À COMPLÉTER
1 - Répondez à ces questions d'après le texte sur la gouvernance mondiale :
(a) Combien d'habitants la planète Terre compte-t-elle ?
(b) De quoi les Nations unies sont-elles nées ?
(c) Quelle rivalité peut conduire à des scénarios dangereux et imprévisibles ?
2 - Résumez en deux phrases le texte sur la gouvernance mondiale.
3 - Recopiez sans rien changer le passage du texte sur la gouvernance mondiale situé entre « Il ne fait aucun » et « des dernières décennies. », ces deux bouts compris.

LE TEXTE
==*==
Il ne fait aucun doute que les défis de cette nouvelle ère touchent une « seule humanité ». Les citoyens du monde commencent à se dessiner comme de futurs sujets internationaux. Il est donc essentiel de façonner une nouvelle gouvernance mondiale qui puisse répondre aux aspirations et aux droits des quelque 8 milliards d’habitants de la planète Terre.

Cela ne signifie pas que l’esprit et l’héritage des Nations unies, nés des cendres de la Seconde Guerre mondiale, ne peuvent pas répondre de manière adéquate à ces nouveaux défis, mais cela signifie qu’un nouveau modèle multilatéral est nécessaire pour résoudre les nouvelles questions qu’appellent les profonds changements des dernières décennies.

Bien qu’au début de la pandémie, de nombreuses personnalités aient déclaré leur attachement indéfectible au « multilatéralisme » une tendance dangereuse gagne du terrain au sein de la communauté internationale. La rivalité sino-américaine et le retour à une nouvelle bipolarité peuvent  conduire à des scénarios dangereux et imprévisibles pour l’avenir. Ce que l’on appelle le « multilatéralisme à la carte », où les différents acteurs acceptent de jouer selon les règles uniquement pour certaines questions, ne devrait jamais être notre modus operandi.
==*==
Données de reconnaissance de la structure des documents

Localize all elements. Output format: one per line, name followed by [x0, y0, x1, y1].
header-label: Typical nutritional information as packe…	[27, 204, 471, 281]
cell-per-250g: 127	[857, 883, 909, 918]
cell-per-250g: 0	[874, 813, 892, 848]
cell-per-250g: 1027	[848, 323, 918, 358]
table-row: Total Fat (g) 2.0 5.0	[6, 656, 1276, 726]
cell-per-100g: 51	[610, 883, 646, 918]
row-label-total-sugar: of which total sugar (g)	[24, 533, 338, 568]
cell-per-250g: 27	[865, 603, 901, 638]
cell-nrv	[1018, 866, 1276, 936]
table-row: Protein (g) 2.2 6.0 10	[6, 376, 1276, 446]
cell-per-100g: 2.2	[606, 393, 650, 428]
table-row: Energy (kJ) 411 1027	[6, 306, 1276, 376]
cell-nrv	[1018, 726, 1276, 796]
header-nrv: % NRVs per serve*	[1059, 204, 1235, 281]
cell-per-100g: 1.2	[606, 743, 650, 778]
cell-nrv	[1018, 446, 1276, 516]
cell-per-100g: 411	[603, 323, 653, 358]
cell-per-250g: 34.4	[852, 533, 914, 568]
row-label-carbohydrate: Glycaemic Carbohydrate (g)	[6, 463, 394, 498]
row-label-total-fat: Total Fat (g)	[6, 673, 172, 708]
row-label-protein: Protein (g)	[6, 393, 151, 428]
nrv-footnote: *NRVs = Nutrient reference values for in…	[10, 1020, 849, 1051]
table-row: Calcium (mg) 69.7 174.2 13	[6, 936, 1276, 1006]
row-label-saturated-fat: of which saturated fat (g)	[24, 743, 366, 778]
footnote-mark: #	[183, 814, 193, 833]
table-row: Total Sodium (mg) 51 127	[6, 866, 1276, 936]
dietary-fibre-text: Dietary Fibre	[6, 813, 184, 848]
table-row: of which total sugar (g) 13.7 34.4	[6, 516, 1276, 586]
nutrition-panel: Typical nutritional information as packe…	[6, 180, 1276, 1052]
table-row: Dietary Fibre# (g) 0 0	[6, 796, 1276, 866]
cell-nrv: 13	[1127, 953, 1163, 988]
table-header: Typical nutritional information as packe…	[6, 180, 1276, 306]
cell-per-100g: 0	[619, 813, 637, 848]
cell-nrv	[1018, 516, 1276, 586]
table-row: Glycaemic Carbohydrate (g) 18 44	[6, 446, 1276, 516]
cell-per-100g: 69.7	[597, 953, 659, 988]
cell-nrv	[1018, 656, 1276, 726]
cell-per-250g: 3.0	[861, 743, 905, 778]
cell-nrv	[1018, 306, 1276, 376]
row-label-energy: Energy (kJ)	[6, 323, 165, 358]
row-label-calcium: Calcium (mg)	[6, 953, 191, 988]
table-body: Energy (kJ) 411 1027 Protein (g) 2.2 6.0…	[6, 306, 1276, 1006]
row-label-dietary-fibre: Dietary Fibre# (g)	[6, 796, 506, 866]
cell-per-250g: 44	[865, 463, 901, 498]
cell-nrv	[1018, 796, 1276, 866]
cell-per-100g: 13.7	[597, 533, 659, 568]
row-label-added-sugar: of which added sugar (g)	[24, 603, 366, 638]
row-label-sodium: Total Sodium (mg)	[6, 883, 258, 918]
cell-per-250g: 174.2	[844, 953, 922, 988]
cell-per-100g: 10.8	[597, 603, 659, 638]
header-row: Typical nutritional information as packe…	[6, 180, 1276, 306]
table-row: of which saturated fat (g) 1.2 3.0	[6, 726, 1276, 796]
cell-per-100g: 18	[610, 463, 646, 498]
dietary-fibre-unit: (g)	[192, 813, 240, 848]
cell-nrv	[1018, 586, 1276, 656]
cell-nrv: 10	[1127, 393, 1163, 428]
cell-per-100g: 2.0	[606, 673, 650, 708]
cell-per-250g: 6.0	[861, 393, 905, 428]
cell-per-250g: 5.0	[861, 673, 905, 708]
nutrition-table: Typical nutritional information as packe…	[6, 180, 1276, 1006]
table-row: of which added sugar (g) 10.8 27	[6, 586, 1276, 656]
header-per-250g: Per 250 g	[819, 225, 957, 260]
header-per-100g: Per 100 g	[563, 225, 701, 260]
==*==
RÉPONSES DANS L'ORDRE
1 -
(a) Quelque 8 milliards.
(b) Des cendres de la Seconde Guerre mondiale.
(c) La rivalité sino-américaine.

2 - Les défis de cette nouvelle ère touchent une seule humanité et demandent une nouvelle gouvernance mondiale, avec un nouveau modèle multilatéral capable de répondre aux aspirations et aux droits des quelque 8 milliards d'habitants de la Terre. Malgré l'attachement au multilatéralisme affiché au début de la pandémie, une tendance dangereuse gagne du terrain, et le « multilatéralisme à la carte » ne devrait jamais être notre manière d'agir.

3 -
Il ne fait aucun doute que les défis de cette nouvelle ère touchent une « seule humanité ». Les citoyens du monde commencent à se dessiner comme de futurs sujets internationaux. Il est donc essentiel de façonner une nouvelle gouvernance mondiale qui puisse répondre aux aspirations et aux droits des quelque 8 milliards d’habitants de la planète Terre.

Cela ne signifie pas que l’esprit et l’héritage des Nations unies, nés des cendres de la Seconde Guerre mondiale, ne peuvent pas répondre de manière adéquate à ces nouveaux défis, mais cela signifie qu’un nouveau modèle multilatéral est nécessaire pour résoudre les nouvelles questions qu’appellent les profonds changements des dernières décennies.